# Source material start
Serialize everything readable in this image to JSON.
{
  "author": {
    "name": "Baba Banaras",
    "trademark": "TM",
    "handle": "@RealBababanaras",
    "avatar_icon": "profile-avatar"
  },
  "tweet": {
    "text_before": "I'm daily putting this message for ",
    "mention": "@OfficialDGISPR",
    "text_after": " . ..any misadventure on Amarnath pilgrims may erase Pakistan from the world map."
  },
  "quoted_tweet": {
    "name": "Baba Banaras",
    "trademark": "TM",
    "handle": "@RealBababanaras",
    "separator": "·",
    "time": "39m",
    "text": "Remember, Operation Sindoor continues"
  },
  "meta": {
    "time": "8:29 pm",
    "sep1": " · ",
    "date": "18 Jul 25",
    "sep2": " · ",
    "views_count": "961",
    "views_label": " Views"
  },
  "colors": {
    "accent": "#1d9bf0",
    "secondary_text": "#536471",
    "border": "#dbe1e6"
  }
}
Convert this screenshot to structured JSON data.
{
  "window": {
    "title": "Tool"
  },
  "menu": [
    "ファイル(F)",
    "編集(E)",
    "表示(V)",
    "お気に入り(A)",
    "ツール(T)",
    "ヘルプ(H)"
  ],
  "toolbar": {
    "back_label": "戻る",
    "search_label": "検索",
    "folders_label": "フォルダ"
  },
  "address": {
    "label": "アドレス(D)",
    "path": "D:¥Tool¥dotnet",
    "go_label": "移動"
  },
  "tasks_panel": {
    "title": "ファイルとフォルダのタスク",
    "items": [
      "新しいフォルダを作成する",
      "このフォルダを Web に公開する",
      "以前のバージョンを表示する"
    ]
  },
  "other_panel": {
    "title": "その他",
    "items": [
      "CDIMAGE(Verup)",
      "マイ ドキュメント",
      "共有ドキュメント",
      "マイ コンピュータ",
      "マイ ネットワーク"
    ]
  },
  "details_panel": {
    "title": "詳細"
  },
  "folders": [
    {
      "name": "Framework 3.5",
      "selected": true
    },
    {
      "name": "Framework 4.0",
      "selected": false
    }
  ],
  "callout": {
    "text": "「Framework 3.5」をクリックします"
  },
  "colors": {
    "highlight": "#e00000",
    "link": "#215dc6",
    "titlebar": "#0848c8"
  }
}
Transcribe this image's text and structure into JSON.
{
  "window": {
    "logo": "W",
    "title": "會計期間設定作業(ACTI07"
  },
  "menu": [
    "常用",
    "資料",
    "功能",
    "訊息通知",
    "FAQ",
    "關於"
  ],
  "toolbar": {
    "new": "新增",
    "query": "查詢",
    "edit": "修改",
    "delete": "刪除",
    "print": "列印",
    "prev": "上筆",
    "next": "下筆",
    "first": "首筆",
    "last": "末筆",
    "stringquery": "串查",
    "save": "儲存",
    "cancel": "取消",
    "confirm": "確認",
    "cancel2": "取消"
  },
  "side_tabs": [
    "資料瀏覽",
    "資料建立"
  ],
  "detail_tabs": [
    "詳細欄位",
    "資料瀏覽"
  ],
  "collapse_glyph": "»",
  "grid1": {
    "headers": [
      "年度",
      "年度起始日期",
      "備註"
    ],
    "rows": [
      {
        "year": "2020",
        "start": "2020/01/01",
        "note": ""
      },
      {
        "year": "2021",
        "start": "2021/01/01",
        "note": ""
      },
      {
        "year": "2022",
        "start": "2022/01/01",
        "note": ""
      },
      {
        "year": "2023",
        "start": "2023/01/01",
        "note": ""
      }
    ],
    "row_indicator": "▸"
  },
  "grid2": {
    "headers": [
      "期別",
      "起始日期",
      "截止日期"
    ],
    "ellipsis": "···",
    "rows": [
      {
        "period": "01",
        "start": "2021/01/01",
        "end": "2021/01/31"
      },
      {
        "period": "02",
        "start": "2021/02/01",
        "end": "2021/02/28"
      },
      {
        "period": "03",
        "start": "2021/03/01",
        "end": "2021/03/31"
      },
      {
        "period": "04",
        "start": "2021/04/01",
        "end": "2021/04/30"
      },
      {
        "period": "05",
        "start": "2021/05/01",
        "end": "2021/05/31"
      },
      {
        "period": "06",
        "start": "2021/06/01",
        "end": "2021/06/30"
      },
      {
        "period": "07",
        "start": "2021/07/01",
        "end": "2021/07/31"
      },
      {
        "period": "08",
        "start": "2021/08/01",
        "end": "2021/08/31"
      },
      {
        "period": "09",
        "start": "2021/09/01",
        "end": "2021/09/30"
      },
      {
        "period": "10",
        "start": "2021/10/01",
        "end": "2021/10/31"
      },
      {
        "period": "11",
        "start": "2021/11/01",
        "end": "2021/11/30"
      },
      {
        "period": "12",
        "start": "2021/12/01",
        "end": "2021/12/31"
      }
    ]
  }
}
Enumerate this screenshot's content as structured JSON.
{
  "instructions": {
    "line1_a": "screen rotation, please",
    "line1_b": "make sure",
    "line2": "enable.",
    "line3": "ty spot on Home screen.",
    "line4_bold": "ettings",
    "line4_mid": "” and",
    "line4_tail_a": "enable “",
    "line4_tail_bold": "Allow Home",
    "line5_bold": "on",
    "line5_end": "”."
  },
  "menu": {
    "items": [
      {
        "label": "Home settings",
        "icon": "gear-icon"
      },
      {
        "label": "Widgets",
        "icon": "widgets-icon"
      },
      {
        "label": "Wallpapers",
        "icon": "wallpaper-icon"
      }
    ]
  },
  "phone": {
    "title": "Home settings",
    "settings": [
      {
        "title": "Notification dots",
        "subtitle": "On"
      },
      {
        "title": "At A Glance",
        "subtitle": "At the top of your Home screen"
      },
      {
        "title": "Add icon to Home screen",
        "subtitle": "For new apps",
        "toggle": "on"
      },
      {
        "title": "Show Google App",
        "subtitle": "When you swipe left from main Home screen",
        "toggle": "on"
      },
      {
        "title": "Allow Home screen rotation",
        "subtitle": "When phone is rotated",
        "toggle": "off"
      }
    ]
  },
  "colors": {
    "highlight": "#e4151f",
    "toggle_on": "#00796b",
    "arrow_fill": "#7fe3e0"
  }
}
# Source material end
Look for "from" and pull out every line that has it.

    "text_after": " . ..any misadventure on Amarnath pilgrims may erase Pakistan from the world map."
        "subtitle": "When you swipe left from main Home screen",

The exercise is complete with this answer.